--- Activity ---
Below are the records. Gather each line that holds "Crude".

--- Extracted data ---
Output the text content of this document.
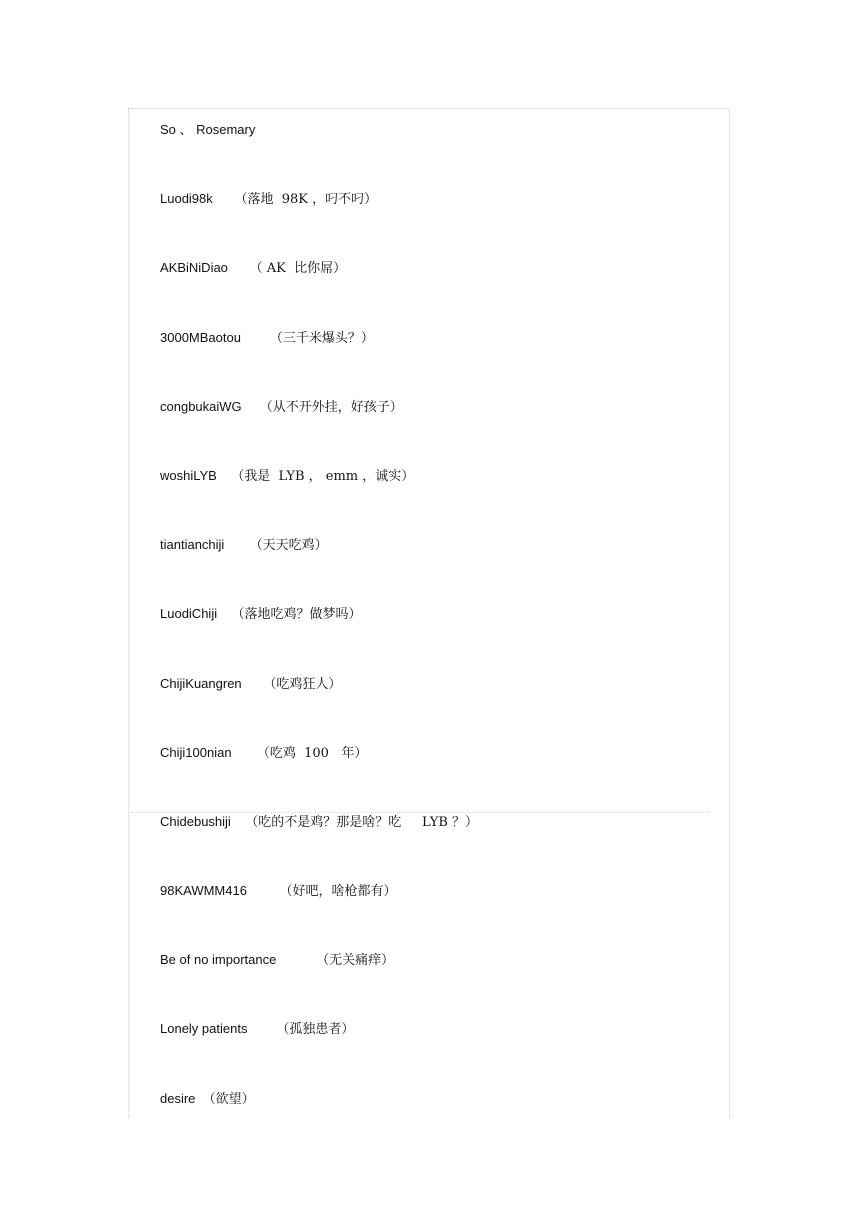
So 、 Rosemary
Luodi98k （落地  98K ，叼不叼）
AKBiNiDiao （ AK  比你屌）
3000MBaotou （三千米爆头？）
congbukaiWG （从不开外挂，好孩子）
woshiLYB （我是  LYB ， emm ，诚实）
tiantianchiji （天天吃鸡）
LuodiChiji （落地吃鸡？做梦吗）
ChijiKuangren （吃鸡狂人）
Chiji100nian （吃鸡  100   年）
Chidebushiji （吃的不是鸡？那是啥？吃     LYB ？）
98KAWMM416	（好吧，啥枪都有）
Be of no importance	（无关痛痒）
Lonely patients （孤独患者）
desire （欲望）
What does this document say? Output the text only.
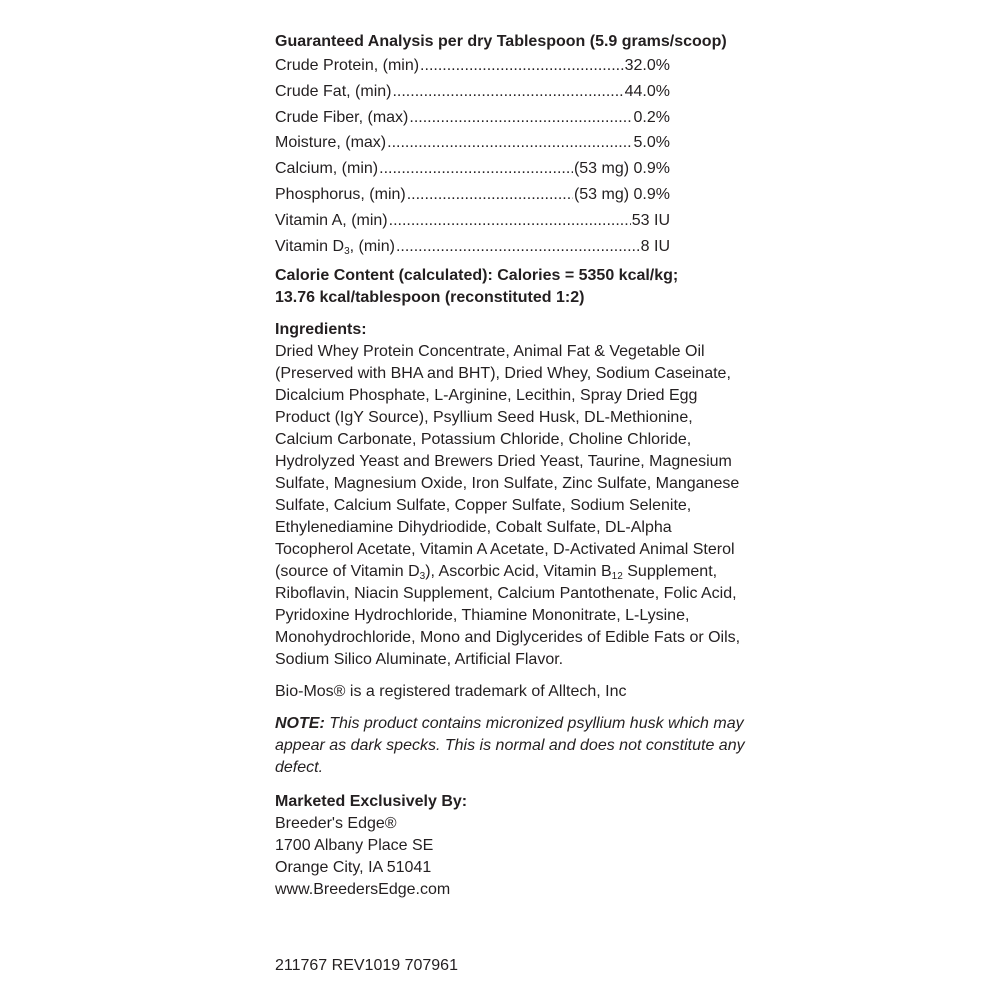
Guaranteed Analysis per dry Tablespoon (5.9 grams/scoop)
Crude Protein, (min) .....	32.0%
Crude Fat, (min) .....	44.0%
Crude Fiber, (max) .....	0.2%
Moisture, (max) .....	5.0%
Calcium, (min) .....	(53 mg) 0.9%
Phosphorus, (min) .....	(53 mg) 0.9%
Vitamin A, (min) .....	53 IU
Vitamin $D_3$, (min) .....	8 IU
Calorie Content (calculated): Calories = 5350 kcal/kg;
13.76 kcal/tablespoon (reconstituted 1:2)
Ingredients:

Dried Whey Protein Concentrate, Animal Fat & Vegetable Oil (Preserved with BHA and BHT), Dried Whey, Sodium Caseinate, Dicalcium Phosphate, L-Arginine, Lecithin, Spray Dried Egg Product (IgY Source), Psyllium Seed Husk, DL-Methionine, Calcium Carbonate, Potassium Chloride, Choline Chloride, Hydrolyzed Yeast and Brewers Dried Yeast, Taurine, Magnesium Sulfate, Magnesium Oxide, Iron Sulfate, Zinc Sulfate, Manganese Sulfate, Calcium Sulfate, Copper Sulfate, Sodium Selenite, Ethylenediamine Dihydriodide, Cobalt Sulfate, DL-Alpha Tocopherol Acetate, Vitamin A Acetate, D-Activated Animal Sterol (source of Vitamin $D_3$), Ascorbic Acid, Vitamin $B_{12}$ Supplement, Riboflavin, Niacin Supplement, Calcium Pantothenate, Folic Acid, Pyridoxine Hydrochloride, Thiamine Mononitrate, L-Lysine, Monohydrochloride, Mono and Diglycerides of Edible Fats or Oils, Sodium Silico Aluminate, Artificial Flavor.

Bio-Mos® is a registered trademark of Alltech, Inc
NOTE: This product contains micronized psyllium husk which may appear as dark specks. This is normal and does not constitute any defect.
Marketed Exclusively By:
Breeder's Edge®
1700 Albany Place SE
Orange City, IA 51041
www.BreedersEdge.com
211767 REV1019 707961
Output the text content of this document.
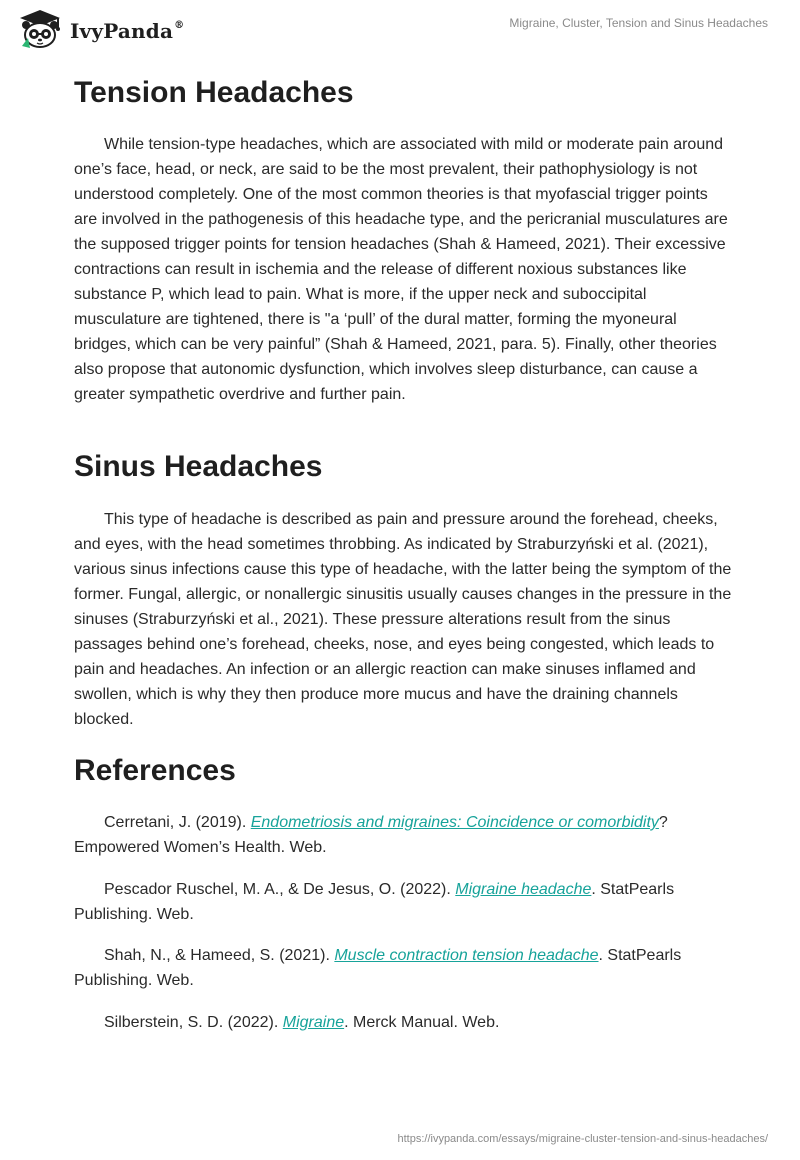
IvyPanda®	Migraine, Cluster, Tension and Sinus Headaches
Tension Headaches

While tension-type headaches, which are associated with mild or moderate pain around one’s face, head, or neck, are said to be the most prevalent, their pathophysiology is not understood completely. One of the most common theories is that myofascial trigger points are involved in the pathogenesis of this headache type, and the pericranial musculatures are the supposed trigger points for tension headaches (Shah & Hameed, 2021). Their excessive contractions can result in ischemia and the release of different noxious substances like substance P, which lead to pain. What is more, if the upper neck and suboccipital musculature are tightened, there is "a ‘pull’ of the dural matter, forming the myoneural bridges, which can be very painful” (Shah & Hameed, 2021, para. 5). Finally, other theories also propose that autonomic dysfunction, which involves sleep disturbance, can cause a greater sympathetic overdrive and further pain.

Sinus Headaches

This type of headache is described as pain and pressure around the forehead, cheeks, and eyes, with the head sometimes throbbing. As indicated by Straburzyński et al. (2021), various sinus infections cause this type of headache, with the latter being the symptom of the former. Fungal, allergic, or nonallergic sinusitis usually causes changes in the pressure in the sinuses (Straburzyński et al., 2021). These pressure alterations result from the sinus passages behind one’s forehead, cheeks, nose, and eyes being congested, which leads to pain and headaches. An infection or an allergic reaction can make sinuses inflamed and swollen, which is why they then produce more mucus and have the draining channels blocked.

References
Cerretani, J. (2019). Endometriosis and migraines: Coincidence or comorbidity? Empowered Women’s Health. Web.
Pescador Ruschel, M. A., & De Jesus, O. (2022). Migraine headache. StatPearls Publishing. Web.
Shah, N., & Hameed, S. (2021). Muscle contraction tension headache. StatPearls Publishing. Web.
Silberstein, S. D. (2022). Migraine. Merck Manual. Web.
https://ivypanda.com/essays/migraine-cluster-tension-and-sinus-headaches/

--- Written solution ---
Crude Protein, (min) .....	32.0%
Crude Fat, (min) .....	44.0%
Crude Fiber, (max) .....	0.2%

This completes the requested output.